-- Start EXCERPTED TEXT --
Uniform conditioning (UC) is a nonlinear estimation technique that estimates the conditional distribution of metal and tonnage above cut-off within a mining panel. It does not directly estimate grade, although grade is a typical outcome from the estimated metal-tonnage distribution or the results produced by localized uniform conditioning (LUC). UC results are typically presented as a recoverable resource above multiple cut-off grades. The advantage of UC is that it can be used on widely spaced data, across domains that are not strictly stationary, provided that there is sufficient data for a conditionally unbiased estimate of the panel mean grade (Rivoirard, 1994).

Previous studies where UC has been applied to porphyry copper deposits (Deraisme et al., 2008; Deraisme and Assibey-Bonsu, 2011; Millad and Zammit, 2014) show the application of the method to normal grade

distributions. Additional studies have applied this approach to gold deposits (Assibey-Bonsu, 1998; Humphreys, 1998) and an iron ore deposit (De-Vitry et al., 2007), indicating that the method is applicable on skew, lognormal distributions. While UC has been practically applied to different types of deposit, it is not known how well UC predicts actual grades for the underlying grade distribution.
-- End EXCERPTED TEXT --
### TASKS AND EXERCISES
A. Transcribe the uniform conditioning text starting at "Uniform conditioning (UC)" and ending at "grade (Rivoirard, 1994).".
B. According to the uniform conditioning text, how are UC results typically presented?
The rows have no connection to the text on uniform conditioning.
-- Start GIVEN INFORMATION --
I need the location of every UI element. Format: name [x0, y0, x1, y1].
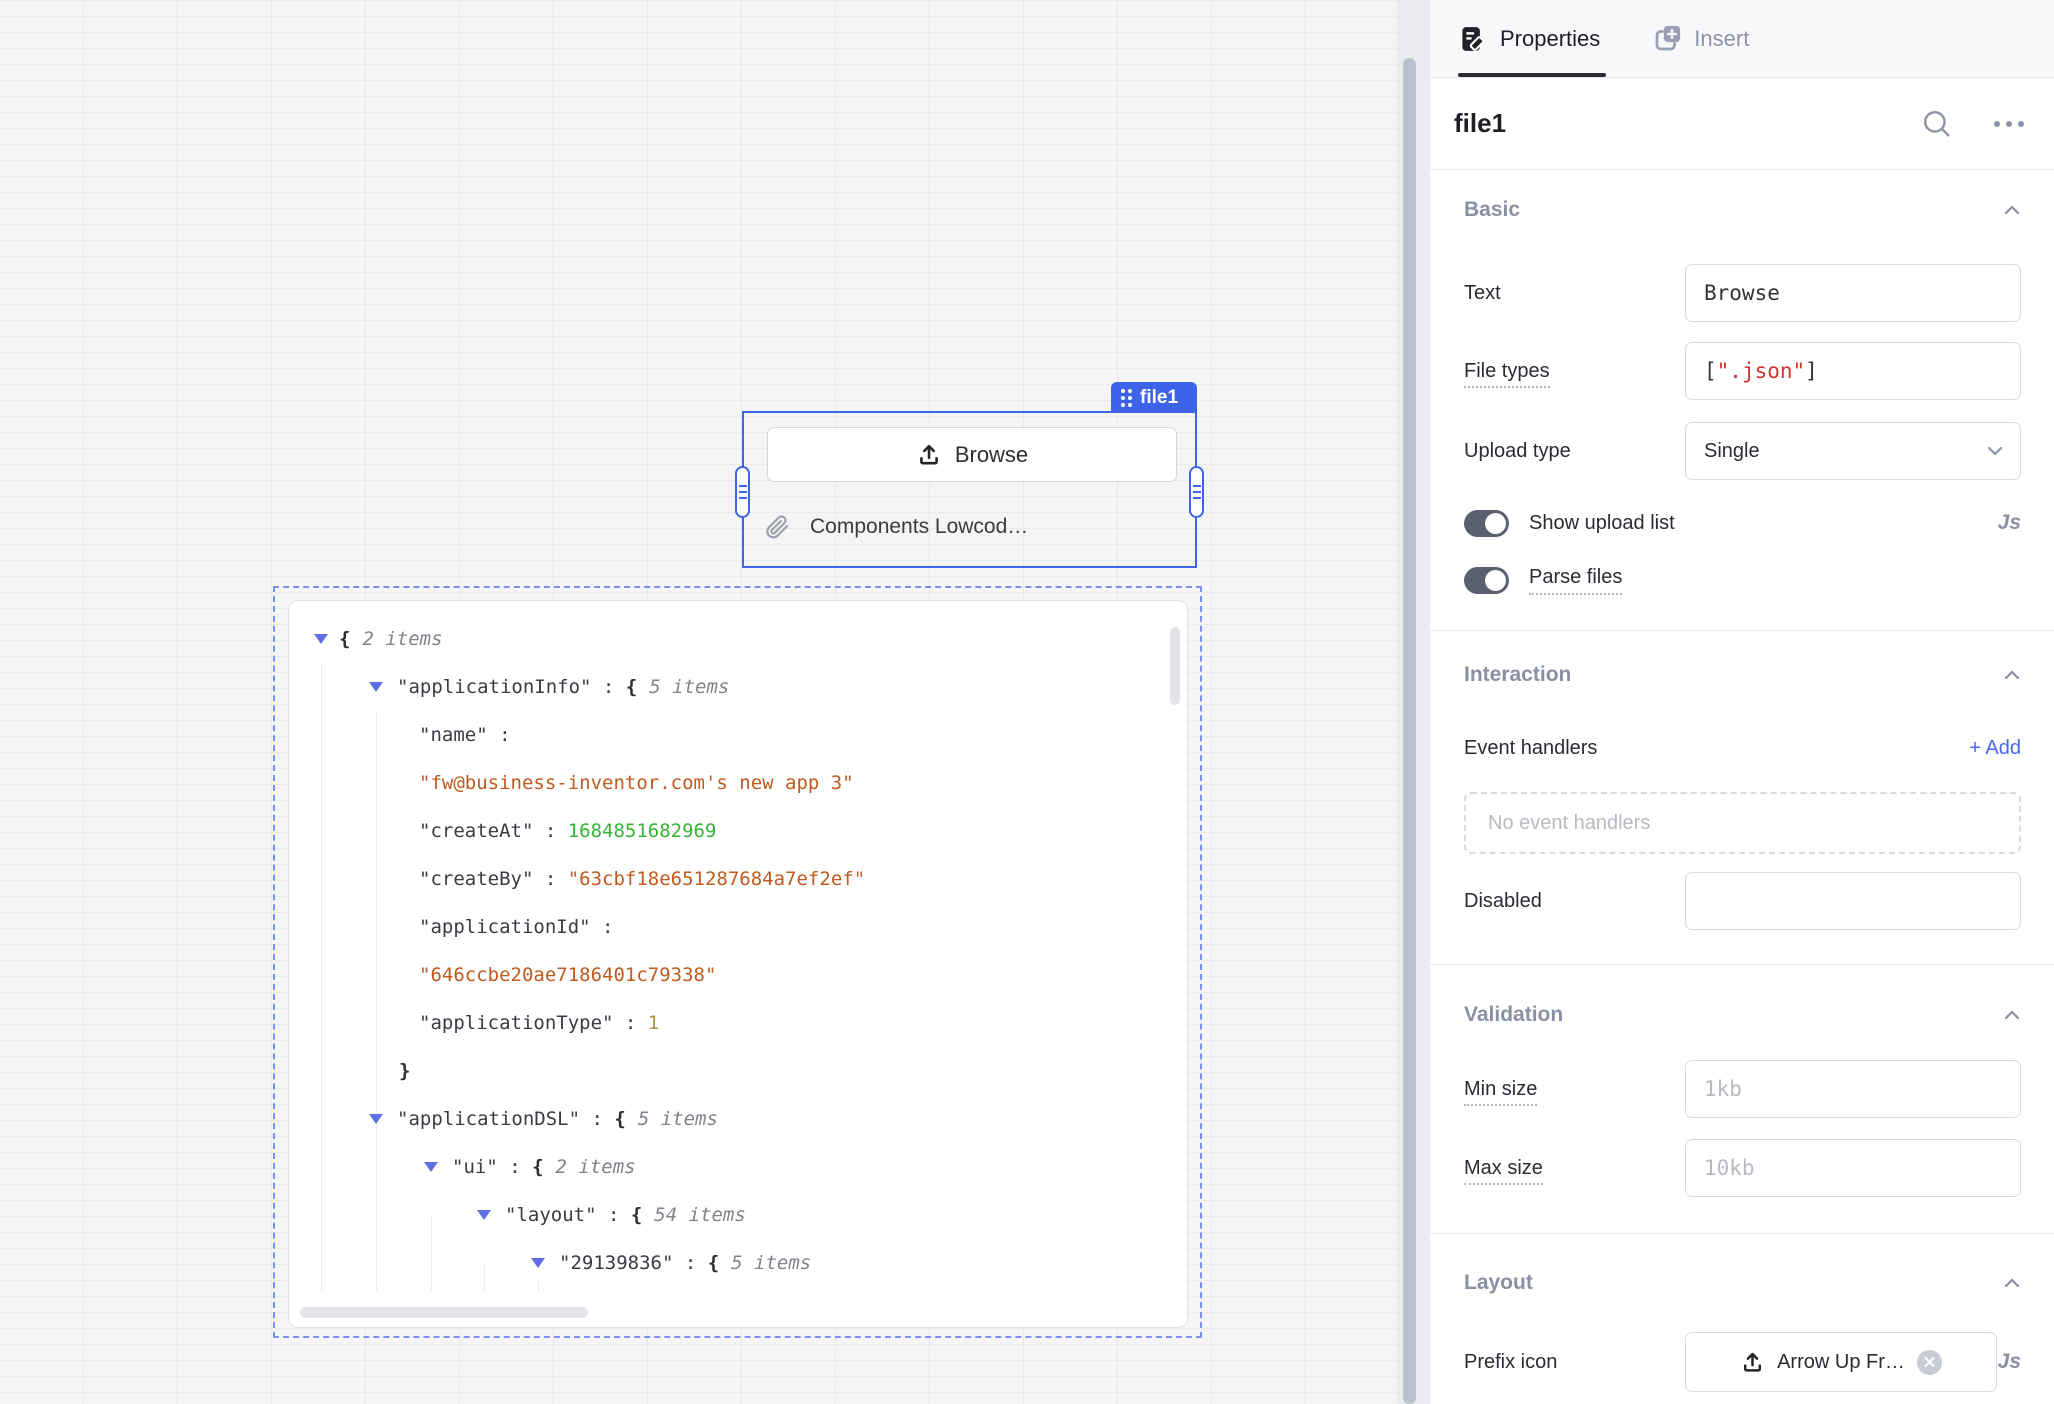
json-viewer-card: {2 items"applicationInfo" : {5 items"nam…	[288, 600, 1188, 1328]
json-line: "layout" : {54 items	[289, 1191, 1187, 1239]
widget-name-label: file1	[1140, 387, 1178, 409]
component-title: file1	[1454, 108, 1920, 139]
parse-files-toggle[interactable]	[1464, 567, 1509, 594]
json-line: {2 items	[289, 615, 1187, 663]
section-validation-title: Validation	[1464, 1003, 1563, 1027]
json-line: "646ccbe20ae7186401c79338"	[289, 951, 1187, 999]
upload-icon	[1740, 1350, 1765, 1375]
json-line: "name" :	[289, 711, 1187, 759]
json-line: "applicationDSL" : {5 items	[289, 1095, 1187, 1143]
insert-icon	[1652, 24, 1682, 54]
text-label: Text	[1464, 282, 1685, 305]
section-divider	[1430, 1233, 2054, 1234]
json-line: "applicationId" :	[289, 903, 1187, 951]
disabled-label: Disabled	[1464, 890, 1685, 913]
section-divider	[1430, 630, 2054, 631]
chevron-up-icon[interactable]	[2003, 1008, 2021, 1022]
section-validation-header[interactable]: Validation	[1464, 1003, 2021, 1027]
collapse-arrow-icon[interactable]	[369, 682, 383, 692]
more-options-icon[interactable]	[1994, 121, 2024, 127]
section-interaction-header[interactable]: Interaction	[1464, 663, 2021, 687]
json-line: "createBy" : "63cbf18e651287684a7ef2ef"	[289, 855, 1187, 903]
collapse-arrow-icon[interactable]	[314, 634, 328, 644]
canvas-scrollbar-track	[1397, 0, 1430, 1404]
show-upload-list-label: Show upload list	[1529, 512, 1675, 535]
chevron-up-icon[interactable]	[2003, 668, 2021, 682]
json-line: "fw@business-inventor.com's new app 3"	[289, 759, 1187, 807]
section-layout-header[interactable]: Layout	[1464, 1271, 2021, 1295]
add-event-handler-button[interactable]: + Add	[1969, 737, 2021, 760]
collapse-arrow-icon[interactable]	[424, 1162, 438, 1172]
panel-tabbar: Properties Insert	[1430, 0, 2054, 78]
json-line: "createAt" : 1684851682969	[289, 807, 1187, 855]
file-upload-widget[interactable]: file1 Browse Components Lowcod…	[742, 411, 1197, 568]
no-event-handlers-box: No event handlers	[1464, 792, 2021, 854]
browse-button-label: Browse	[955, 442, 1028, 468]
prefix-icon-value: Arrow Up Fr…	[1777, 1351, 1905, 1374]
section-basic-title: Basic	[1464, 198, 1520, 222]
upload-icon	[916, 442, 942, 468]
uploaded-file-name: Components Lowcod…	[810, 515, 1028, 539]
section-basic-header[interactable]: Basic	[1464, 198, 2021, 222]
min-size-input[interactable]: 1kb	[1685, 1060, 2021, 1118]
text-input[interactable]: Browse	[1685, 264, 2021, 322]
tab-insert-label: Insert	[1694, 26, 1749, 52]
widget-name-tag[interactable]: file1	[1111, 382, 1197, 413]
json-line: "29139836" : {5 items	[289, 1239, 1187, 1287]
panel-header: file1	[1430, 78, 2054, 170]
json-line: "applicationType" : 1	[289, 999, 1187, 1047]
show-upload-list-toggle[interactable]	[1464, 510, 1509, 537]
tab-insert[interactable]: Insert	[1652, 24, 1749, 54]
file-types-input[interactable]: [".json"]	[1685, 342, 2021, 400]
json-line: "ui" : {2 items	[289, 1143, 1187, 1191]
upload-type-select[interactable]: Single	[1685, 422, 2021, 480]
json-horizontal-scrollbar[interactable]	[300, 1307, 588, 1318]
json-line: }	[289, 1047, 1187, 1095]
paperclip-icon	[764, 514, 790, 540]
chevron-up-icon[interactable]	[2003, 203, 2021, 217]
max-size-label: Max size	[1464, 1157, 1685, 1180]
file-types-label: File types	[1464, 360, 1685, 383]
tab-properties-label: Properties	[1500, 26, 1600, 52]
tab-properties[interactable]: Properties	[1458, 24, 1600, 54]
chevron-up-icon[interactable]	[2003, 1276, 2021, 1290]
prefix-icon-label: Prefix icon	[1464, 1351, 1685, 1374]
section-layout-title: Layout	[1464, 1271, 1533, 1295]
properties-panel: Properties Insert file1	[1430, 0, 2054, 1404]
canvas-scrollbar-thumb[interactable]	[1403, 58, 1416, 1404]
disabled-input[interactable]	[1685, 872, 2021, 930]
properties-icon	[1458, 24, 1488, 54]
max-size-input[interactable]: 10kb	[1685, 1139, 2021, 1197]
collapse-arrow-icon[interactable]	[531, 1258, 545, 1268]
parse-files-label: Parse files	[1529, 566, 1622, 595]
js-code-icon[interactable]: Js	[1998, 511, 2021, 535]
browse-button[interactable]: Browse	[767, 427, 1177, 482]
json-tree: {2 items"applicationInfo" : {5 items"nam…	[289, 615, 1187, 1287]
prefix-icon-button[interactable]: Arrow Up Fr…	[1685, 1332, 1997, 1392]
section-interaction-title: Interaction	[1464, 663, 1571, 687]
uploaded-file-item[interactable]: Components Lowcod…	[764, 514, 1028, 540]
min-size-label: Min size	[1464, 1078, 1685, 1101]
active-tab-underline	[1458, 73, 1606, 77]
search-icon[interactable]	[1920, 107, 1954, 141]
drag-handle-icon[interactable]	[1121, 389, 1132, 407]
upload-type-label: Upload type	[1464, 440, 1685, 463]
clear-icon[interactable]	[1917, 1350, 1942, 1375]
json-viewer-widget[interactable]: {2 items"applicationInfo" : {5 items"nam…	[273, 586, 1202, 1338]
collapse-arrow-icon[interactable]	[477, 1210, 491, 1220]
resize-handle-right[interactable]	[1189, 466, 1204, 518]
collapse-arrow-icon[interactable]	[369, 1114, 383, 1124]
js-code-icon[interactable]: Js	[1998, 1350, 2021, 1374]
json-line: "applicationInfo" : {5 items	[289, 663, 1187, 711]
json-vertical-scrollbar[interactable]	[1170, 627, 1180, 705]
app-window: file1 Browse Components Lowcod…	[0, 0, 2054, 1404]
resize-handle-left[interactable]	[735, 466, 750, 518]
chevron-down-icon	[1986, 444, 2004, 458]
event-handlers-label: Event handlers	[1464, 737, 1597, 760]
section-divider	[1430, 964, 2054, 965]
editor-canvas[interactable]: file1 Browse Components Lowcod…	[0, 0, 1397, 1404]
-- End GIVEN INFORMATION --
-- Start GIVEN INFORMATION --
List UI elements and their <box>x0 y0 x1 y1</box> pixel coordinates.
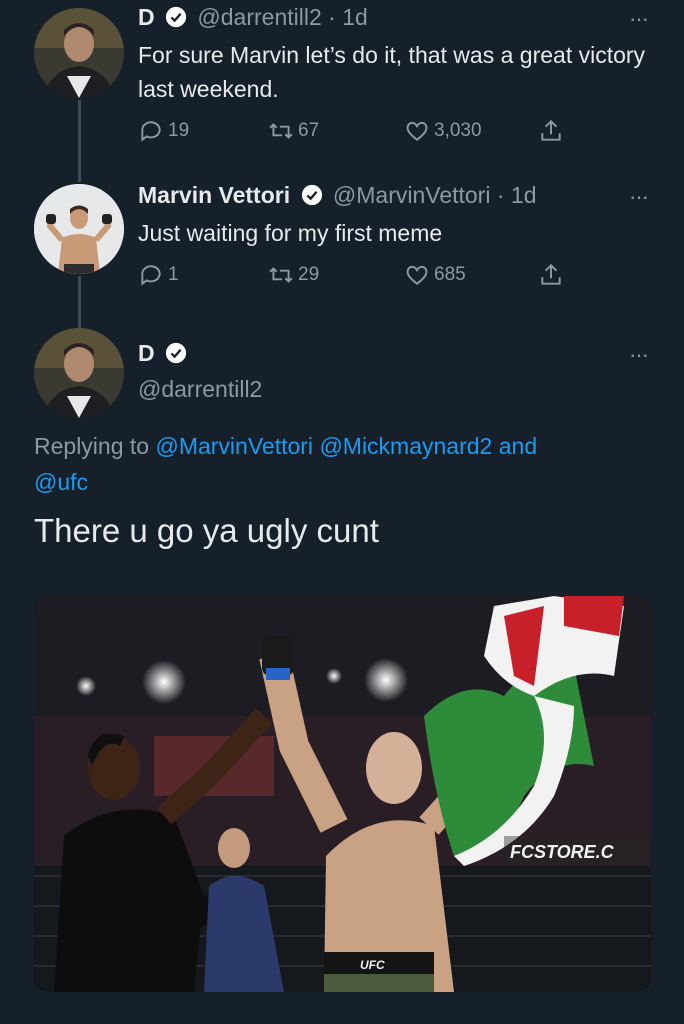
-- End GIVEN INFORMATION --
-- Start GIVEN INFORMATION --
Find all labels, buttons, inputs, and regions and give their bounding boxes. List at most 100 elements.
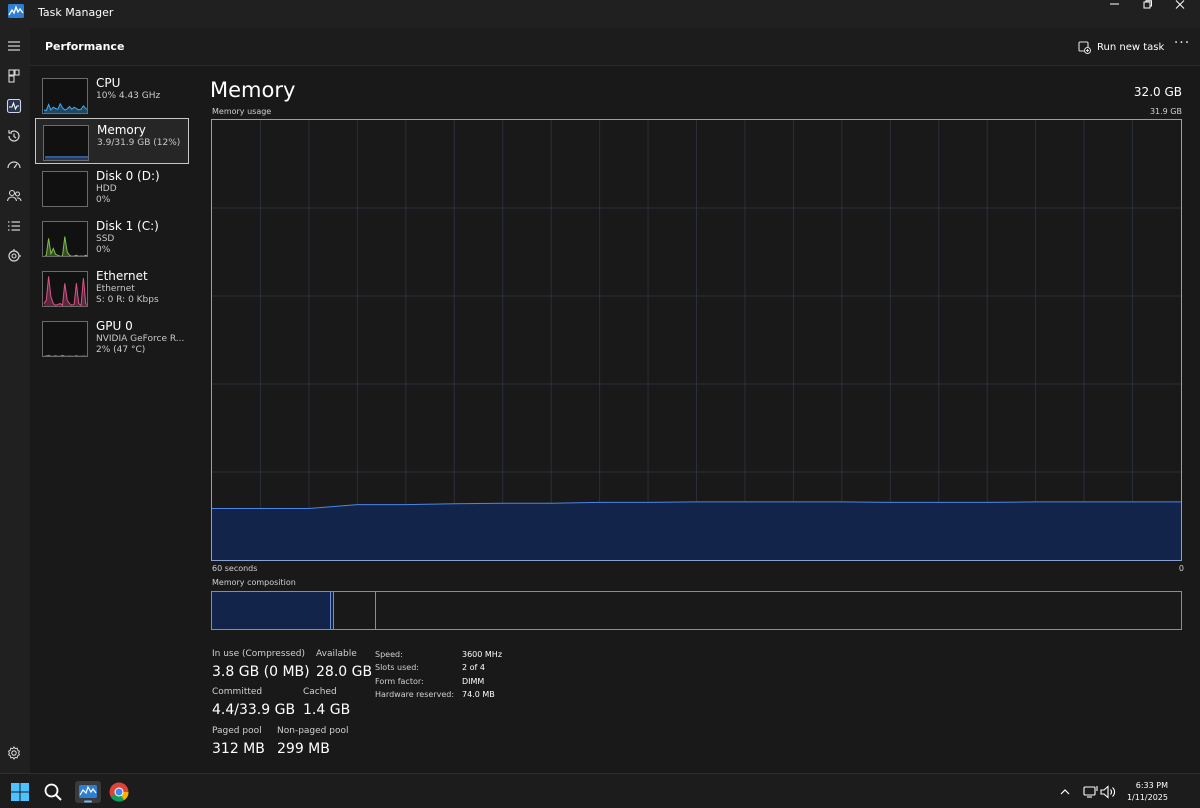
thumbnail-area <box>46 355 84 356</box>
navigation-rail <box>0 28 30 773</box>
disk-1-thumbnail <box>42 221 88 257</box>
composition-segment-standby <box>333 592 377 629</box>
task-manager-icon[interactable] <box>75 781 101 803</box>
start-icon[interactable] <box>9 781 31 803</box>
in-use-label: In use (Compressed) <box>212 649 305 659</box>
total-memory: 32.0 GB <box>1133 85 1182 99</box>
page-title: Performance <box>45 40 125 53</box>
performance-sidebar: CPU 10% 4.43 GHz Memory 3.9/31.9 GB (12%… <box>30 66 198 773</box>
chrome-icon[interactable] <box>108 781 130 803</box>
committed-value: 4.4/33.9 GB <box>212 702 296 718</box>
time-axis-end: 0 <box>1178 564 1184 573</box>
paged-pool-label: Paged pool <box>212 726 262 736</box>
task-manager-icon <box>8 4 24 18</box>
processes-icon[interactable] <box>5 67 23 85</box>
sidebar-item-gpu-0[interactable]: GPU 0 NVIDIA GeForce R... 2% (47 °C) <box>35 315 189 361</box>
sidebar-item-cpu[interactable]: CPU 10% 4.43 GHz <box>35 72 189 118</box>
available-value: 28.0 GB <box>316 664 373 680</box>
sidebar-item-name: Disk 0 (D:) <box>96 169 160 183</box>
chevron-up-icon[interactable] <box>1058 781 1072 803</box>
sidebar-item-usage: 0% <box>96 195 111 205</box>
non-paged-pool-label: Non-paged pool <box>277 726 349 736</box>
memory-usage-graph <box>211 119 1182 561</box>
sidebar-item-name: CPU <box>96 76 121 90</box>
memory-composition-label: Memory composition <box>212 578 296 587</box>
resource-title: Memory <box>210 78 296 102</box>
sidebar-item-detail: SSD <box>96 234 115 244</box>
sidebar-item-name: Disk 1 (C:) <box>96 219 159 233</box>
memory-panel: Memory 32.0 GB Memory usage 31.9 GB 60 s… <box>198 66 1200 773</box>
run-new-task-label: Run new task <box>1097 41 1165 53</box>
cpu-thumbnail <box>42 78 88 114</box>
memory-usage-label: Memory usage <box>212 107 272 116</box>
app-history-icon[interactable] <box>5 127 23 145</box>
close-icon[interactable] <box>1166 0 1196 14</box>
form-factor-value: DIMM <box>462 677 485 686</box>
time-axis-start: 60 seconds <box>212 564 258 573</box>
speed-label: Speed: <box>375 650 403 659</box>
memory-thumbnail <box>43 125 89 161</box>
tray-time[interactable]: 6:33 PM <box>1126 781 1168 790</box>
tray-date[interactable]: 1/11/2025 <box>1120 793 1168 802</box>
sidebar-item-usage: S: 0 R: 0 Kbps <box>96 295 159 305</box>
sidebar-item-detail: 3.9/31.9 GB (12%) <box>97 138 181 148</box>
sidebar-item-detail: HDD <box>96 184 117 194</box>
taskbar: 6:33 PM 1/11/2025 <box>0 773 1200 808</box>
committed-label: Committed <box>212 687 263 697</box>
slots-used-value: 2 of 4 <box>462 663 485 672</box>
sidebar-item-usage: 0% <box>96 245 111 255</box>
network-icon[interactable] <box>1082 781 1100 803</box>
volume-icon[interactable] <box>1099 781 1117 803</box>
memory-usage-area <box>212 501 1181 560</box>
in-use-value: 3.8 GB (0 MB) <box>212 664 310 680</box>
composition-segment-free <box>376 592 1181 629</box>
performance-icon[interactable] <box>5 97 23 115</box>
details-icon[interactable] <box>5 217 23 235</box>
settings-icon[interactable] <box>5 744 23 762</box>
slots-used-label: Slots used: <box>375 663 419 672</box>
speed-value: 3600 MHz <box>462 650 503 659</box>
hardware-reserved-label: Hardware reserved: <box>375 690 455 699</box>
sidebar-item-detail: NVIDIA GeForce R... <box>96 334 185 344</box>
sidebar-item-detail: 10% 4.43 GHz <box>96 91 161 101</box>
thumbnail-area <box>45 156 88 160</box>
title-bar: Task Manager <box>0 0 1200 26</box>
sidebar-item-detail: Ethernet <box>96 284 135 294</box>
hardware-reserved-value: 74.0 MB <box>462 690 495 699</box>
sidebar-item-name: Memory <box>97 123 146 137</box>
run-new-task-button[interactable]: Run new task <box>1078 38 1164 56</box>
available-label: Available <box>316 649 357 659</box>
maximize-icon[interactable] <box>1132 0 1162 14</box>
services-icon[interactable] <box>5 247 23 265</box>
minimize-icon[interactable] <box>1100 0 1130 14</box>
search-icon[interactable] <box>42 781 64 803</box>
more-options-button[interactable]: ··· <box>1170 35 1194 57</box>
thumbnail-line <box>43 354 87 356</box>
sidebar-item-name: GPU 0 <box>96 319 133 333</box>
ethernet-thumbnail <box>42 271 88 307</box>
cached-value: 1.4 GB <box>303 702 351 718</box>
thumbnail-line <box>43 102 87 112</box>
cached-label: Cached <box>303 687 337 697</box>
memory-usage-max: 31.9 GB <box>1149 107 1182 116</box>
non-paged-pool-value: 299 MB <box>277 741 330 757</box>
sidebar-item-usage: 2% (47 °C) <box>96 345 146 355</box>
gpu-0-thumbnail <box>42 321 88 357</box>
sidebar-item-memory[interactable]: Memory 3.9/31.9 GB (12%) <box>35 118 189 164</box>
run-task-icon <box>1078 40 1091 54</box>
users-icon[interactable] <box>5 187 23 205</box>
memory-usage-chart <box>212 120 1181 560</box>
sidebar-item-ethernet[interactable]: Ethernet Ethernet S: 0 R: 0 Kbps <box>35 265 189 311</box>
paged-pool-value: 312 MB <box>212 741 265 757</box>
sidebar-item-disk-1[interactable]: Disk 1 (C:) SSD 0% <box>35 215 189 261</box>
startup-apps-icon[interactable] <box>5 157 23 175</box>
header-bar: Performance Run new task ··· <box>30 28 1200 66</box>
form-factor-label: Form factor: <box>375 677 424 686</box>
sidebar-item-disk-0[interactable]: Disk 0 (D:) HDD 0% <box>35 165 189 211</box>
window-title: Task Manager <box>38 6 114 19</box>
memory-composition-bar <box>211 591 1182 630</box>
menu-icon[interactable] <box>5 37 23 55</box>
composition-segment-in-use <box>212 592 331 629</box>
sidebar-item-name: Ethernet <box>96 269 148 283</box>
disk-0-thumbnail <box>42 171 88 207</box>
-- End GIVEN INFORMATION --
### SOLUTIONS
A.
Uniform conditioning (UC) is a nonlinear estimation technique that estimates the conditional distribution of metal and tonnage above cut-off within a mining panel. It does not directly estimate grade, although grade is a typical outcome from the estimated metal-tonnage distribution or the results produced by localized uniform conditioning (LUC). UC results are typically presented as a recoverable resource above multiple cut-off grades. The advantage of UC is that it can be used on widely spaced data, across domains that are not strictly stationary, provided that there is sufficient data for a conditionally unbiased estimate of the panel mean grade (Rivoirard, 1994).

B. As a recoverable resource above multiple cut-off grades.